INSTRUCTIONS TO FOLLOW: Copy every entry exactly.
=-=-=
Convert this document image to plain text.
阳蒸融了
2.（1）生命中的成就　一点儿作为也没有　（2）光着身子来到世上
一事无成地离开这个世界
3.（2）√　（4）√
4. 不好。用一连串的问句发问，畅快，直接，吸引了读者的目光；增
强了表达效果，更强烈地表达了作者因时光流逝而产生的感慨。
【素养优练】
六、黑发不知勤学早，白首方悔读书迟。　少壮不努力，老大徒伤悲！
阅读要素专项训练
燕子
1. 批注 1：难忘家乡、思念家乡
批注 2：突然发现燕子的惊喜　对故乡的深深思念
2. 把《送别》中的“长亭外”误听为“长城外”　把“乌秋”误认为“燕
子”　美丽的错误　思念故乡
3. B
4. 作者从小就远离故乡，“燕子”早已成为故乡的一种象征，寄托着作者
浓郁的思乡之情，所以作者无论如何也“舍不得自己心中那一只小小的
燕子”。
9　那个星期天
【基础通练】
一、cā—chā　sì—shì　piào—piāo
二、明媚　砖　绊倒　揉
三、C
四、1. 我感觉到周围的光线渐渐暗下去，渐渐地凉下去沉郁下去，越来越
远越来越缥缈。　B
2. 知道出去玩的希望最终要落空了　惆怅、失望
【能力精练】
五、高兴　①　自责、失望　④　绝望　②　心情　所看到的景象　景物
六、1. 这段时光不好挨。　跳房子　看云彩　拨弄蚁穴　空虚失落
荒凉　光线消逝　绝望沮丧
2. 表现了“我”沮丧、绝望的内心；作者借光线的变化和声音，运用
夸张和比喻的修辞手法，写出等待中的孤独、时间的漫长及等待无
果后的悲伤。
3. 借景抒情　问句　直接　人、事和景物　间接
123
=-=-=
FULL OUTPUT:
Convert this document image to plain text.
阳蒸融了
2.（1）生命中的成就　一点儿作为也没有　（2）光着身子来到世上
一事无成地离开这个世界
3.（2）√　（4）√
4. 不好。用一连串的问句发问，畅快，直接，吸引了读者的目光；增
强了表达效果，更强烈地表达了作者因时光流逝而产生的感慨。
【素养优练】
六、黑发不知勤学早，白首方悔读书迟。　少壮不努力，老大徒伤悲！
阅读要素专项训练
燕子
1. 批注 1：难忘家乡、思念家乡
批注 2：突然发现燕子的惊喜　对故乡的深深思念
2. 把《送别》中的“长亭外”误听为“长城外”　把“乌秋”误认为“燕
子”　美丽的错误　思念故乡
3. B
4. 作者从小就远离故乡，“燕子”早已成为故乡的一种象征，寄托着作者
浓郁的思乡之情，所以作者无论如何也“舍不得自己心中那一只小小的
燕子”。
9　那个星期天
【基础通练】
一、cā—chā　sì—shì　piào—piāo
二、明媚　砖　绊倒　揉
三、C
四、1. 我感觉到周围的光线渐渐暗下去，渐渐地凉下去沉郁下去，越来越
远越来越缥缈。　B
2. 知道出去玩的希望最终要落空了　惆怅、失望
【能力精练】
五、高兴　①　自责、失望　④　绝望　②　心情　所看到的景象　景物
六、1. 这段时光不好挨。　跳房子　看云彩　拨弄蚁穴　空虚失落
荒凉　光线消逝　绝望沮丧
2. 表现了“我”沮丧、绝望的内心；作者借光线的变化和声音，运用
夸张和比喻的修辞手法，写出等待中的孤独、时间的漫长及等待无
果后的悲伤。
3. 借景抒情　问句　直接　人、事和景物　间接
123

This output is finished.